Goal
Rewrite the listing below so that "TBD" is replaced by "Pending" everywhere it appears. Leave every other line and character unchanged.

----

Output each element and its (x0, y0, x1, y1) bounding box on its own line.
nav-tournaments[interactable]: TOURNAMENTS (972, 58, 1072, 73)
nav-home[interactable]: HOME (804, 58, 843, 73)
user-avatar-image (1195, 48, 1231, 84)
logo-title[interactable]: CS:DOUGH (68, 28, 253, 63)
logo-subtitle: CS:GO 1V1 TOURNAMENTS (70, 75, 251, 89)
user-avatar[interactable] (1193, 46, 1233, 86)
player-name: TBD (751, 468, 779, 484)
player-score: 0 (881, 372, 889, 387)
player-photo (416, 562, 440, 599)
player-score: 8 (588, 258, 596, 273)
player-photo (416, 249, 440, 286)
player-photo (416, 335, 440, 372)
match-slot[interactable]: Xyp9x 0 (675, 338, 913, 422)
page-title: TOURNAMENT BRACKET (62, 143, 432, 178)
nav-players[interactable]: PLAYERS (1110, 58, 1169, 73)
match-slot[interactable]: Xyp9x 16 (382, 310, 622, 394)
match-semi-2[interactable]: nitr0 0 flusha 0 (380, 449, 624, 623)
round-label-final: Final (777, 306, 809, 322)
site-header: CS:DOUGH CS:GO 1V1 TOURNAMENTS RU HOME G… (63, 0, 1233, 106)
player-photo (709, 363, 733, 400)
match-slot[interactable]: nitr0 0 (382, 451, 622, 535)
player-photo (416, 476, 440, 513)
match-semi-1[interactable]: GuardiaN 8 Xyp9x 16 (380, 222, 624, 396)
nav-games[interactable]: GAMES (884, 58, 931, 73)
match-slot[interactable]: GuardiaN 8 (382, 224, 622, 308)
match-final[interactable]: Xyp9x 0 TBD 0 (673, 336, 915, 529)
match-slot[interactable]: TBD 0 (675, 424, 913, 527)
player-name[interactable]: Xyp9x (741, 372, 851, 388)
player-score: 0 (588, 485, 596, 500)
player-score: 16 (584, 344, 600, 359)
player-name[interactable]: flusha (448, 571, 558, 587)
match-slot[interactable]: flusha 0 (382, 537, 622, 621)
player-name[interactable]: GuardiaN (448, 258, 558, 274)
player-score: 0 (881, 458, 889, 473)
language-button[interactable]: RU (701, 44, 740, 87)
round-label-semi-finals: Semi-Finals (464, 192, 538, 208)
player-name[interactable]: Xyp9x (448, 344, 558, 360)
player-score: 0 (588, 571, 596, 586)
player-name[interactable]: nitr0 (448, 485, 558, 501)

----

Completed exercise
Output each element and its (x0, y0, x1, y1) bounding box on its own line.
nav-tournaments[interactable]: TOURNAMENTS (972, 58, 1072, 73)
nav-home[interactable]: HOME (804, 58, 843, 73)
user-avatar-image (1195, 48, 1231, 84)
logo-title[interactable]: CS:DOUGH (68, 28, 253, 63)
logo-subtitle: CS:GO 1V1 TOURNAMENTS (70, 75, 251, 89)
user-avatar[interactable] (1193, 46, 1233, 86)
player-name: Pending (751, 468, 779, 484)
player-score: 0 (881, 372, 889, 387)
player-photo (416, 562, 440, 599)
player-score: 8 (588, 258, 596, 273)
player-photo (416, 249, 440, 286)
player-photo (416, 335, 440, 372)
match-slot[interactable]: Xyp9x 0 (675, 338, 913, 422)
page-title: TOURNAMENT BRACKET (62, 143, 432, 178)
nav-players[interactable]: PLAYERS (1110, 58, 1169, 73)
match-slot[interactable]: Xyp9x 16 (382, 310, 622, 394)
match-semi-2[interactable]: nitr0 0 flusha 0 (380, 449, 624, 623)
round-label-final: Final (777, 306, 809, 322)
site-header: CS:DOUGH CS:GO 1V1 TOURNAMENTS RU HOME G… (63, 0, 1233, 106)
player-photo (709, 363, 733, 400)
match-slot[interactable]: nitr0 0 (382, 451, 622, 535)
player-photo (416, 476, 440, 513)
match-semi-1[interactable]: GuardiaN 8 Xyp9x 16 (380, 222, 624, 396)
nav-games[interactable]: GAMES (884, 58, 931, 73)
match-slot[interactable]: GuardiaN 8 (382, 224, 622, 308)
match-final[interactable]: Xyp9x 0 Pending 0 (673, 336, 915, 529)
match-slot[interactable]: Pending 0 (675, 424, 913, 527)
player-name[interactable]: Xyp9x (741, 372, 851, 388)
player-score: 0 (588, 485, 596, 500)
player-score: 16 (584, 344, 600, 359)
player-name[interactable]: flusha (448, 571, 558, 587)
match-slot[interactable]: flusha 0 (382, 537, 622, 621)
player-name[interactable]: GuardiaN (448, 258, 558, 274)
player-score: 0 (881, 458, 889, 473)
language-button[interactable]: RU (701, 44, 740, 87)
round-label-semi-finals: Semi-Finals (464, 192, 538, 208)
player-name[interactable]: Xyp9x (448, 344, 558, 360)
player-score: 0 (588, 571, 596, 586)
player-name[interactable]: nitr0 (448, 485, 558, 501)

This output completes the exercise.